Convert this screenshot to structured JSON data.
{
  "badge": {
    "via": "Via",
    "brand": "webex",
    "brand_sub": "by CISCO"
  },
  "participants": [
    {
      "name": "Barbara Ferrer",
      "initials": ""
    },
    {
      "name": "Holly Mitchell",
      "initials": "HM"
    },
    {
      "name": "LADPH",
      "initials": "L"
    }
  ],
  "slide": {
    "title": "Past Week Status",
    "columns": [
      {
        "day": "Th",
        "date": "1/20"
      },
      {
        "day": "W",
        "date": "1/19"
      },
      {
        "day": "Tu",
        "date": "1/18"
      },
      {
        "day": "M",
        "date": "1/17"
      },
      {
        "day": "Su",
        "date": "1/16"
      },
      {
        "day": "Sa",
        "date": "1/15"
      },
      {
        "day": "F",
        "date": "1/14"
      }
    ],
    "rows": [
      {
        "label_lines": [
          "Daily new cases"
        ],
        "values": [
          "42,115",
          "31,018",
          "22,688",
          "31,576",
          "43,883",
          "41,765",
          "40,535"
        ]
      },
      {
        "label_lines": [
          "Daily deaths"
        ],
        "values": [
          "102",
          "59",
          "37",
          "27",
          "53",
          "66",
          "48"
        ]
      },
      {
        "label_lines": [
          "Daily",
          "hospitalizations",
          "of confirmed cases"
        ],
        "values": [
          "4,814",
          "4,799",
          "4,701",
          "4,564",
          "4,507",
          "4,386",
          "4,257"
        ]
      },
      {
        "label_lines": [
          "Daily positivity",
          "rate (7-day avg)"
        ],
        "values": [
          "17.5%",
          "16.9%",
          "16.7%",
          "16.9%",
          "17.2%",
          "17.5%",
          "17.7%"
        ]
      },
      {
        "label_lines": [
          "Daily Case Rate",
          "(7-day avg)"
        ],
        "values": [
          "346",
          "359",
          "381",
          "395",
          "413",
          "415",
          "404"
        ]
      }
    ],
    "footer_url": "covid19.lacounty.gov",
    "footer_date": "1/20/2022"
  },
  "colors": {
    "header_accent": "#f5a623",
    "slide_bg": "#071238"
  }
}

Exercise brief
In the listing above, find each line with the word "name" and copy it.

Expected answer
      "name": "Barbara Ferrer",
      "name": "Holly Mitchell",
      "name": "LADPH",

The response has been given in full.